===== DATA RECORDS =====

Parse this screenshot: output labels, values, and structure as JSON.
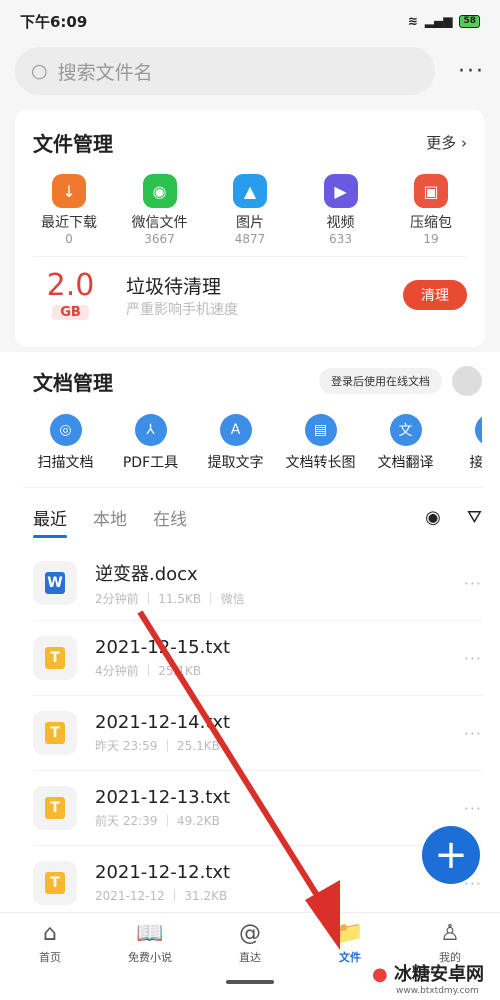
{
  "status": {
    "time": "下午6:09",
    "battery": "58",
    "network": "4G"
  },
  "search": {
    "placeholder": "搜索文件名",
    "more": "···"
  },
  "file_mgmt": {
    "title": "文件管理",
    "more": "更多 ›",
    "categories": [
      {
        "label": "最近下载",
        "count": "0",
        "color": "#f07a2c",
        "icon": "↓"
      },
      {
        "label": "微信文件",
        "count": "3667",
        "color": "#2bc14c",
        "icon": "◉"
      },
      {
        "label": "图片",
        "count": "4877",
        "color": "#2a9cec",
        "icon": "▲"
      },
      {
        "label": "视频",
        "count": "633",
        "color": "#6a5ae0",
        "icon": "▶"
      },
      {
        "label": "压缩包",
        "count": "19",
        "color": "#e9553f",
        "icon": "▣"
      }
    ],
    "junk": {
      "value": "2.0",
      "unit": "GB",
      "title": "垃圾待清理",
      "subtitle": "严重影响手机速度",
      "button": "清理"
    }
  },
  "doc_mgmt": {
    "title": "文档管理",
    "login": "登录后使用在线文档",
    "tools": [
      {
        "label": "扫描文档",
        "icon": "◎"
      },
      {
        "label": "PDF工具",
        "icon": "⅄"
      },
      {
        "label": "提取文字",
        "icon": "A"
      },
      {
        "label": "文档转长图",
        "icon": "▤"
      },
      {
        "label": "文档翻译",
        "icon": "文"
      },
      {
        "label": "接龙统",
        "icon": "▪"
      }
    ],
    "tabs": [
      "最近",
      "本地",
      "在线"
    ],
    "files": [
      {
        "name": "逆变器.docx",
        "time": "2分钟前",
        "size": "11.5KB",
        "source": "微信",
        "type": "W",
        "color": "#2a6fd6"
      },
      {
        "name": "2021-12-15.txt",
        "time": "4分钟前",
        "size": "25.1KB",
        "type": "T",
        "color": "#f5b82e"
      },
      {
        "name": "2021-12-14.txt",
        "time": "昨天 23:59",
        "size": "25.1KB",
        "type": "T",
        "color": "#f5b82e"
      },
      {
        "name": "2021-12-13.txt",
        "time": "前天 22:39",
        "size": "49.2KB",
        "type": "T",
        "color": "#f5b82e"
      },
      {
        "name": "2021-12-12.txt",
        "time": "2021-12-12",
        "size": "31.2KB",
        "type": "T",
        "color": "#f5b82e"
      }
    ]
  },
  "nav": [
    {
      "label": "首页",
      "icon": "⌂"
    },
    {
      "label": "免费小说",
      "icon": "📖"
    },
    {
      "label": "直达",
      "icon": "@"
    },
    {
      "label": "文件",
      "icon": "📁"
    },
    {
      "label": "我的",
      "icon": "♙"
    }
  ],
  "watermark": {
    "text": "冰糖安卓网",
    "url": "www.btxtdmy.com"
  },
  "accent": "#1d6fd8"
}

=====

> _WRITTEN PROBLEM_
Every record above should be transcribed exactly; the pictures stay out of the copy.

> _FULL ANSWER_
Parse this screenshot: output labels, values, and structure as JSON.
{
  "status": {
    "time": "下午6:09",
    "battery": "58",
    "network": "4G"
  },
  "search": {
    "placeholder": "搜索文件名",
    "more": "···"
  },
  "file_mgmt": {
    "title": "文件管理",
    "more": "更多 ›",
    "categories": [
      {
        "label": "最近下载",
        "count": "0",
        "color": "#f07a2c",
        "icon": "↓"
      },
      {
        "label": "微信文件",
        "count": "3667",
        "color": "#2bc14c",
        "icon": "◉"
      },
      {
        "label": "图片",
        "count": "4877",
        "color": "#2a9cec",
        "icon": "▲"
      },
      {
        "label": "视频",
        "count": "633",
        "color": "#6a5ae0",
        "icon": "▶"
      },
      {
        "label": "压缩包",
        "count": "19",
        "color": "#e9553f",
        "icon": "▣"
      }
    ],
    "junk": {
      "value": "2.0",
      "unit": "GB",
      "title": "垃圾待清理",
      "subtitle": "严重影响手机速度",
      "button": "清理"
    }
  },
  "doc_mgmt": {
    "title": "文档管理",
    "login": "登录后使用在线文档",
    "tools": [
      {
        "label": "扫描文档",
        "icon": "◎"
      },
      {
        "label": "PDF工具",
        "icon": "⅄"
      },
      {
        "label": "提取文字",
        "icon": "A"
      },
      {
        "label": "文档转长图",
        "icon": "▤"
      },
      {
        "label": "文档翻译",
        "icon": "文"
      },
      {
        "label": "接龙统",
        "icon": "▪"
      }
    ],
    "tabs": [
      "最近",
      "本地",
      "在线"
    ],
    "files": [
      {
        "name": "逆变器.docx",
        "time": "2分钟前",
        "size": "11.5KB",
        "source": "微信",
        "type": "W",
        "color": "#2a6fd6"
      },
      {
        "name": "2021-12-15.txt",
        "time": "4分钟前",
        "size": "25.1KB",
        "type": "T",
        "color": "#f5b82e"
      },
      {
        "name": "2021-12-14.txt",
        "time": "昨天 23:59",
        "size": "25.1KB",
        "type": "T",
        "color": "#f5b82e"
      },
      {
        "name": "2021-12-13.txt",
        "time": "前天 22:39",
        "size": "49.2KB",
        "type": "T",
        "color": "#f5b82e"
      },
      {
        "name": "2021-12-12.txt",
        "time": "2021-12-12",
        "size": "31.2KB",
        "type": "T",
        "color": "#f5b82e"
      }
    ]
  },
  "nav": [
    {
      "label": "首页",
      "icon": "⌂"
    },
    {
      "label": "免费小说",
      "icon": "📖"
    },
    {
      "label": "直达",
      "icon": "@"
    },
    {
      "label": "文件",
      "icon": "📁"
    },
    {
      "label": "我的",
      "icon": "♙"
    }
  ],
  "watermark": {
    "text": "冰糖安卓网",
    "url": "www.btxtdmy.com"
  },
  "accent": "#1d6fd8"
}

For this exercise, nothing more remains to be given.